• [WRITTEN EXERCISE] From the listing below, copy every line with the word "scores".

Data listing
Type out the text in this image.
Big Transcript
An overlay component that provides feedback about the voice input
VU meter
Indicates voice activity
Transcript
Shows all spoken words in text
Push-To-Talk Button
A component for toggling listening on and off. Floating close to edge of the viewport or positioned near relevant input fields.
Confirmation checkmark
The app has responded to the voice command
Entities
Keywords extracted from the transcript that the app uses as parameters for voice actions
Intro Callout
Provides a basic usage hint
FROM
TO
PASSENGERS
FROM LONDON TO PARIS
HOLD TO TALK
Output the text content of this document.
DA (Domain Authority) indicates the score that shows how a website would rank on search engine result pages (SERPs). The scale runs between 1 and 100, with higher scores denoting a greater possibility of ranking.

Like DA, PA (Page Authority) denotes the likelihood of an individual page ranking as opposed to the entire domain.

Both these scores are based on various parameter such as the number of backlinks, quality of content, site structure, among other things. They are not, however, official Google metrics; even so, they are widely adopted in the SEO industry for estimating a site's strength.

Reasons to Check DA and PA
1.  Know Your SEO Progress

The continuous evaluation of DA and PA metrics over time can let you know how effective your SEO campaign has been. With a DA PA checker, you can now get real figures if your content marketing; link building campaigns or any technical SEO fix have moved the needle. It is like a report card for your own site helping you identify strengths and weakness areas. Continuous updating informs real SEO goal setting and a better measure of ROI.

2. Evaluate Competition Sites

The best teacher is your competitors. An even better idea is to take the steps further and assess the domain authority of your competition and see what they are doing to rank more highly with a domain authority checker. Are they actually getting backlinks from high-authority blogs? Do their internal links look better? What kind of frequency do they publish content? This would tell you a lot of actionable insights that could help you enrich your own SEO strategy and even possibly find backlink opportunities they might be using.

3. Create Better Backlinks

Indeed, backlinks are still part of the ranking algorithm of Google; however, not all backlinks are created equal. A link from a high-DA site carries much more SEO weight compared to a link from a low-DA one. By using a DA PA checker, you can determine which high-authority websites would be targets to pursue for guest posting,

• [ANSWER BELOW]
DA (Domain Authority) indicates the score that shows how a website would rank on search engine result pages (SERPs). The scale runs between 1 and 100, with higher scores denoting a greater possibility of ranking.
Both these scores are based on various parameter such as the number of backlinks, quality of content, site structure, among other things. They are not, however, official Google metrics; even so, they are widely adopted in the SEO industry for estimating a site's strength.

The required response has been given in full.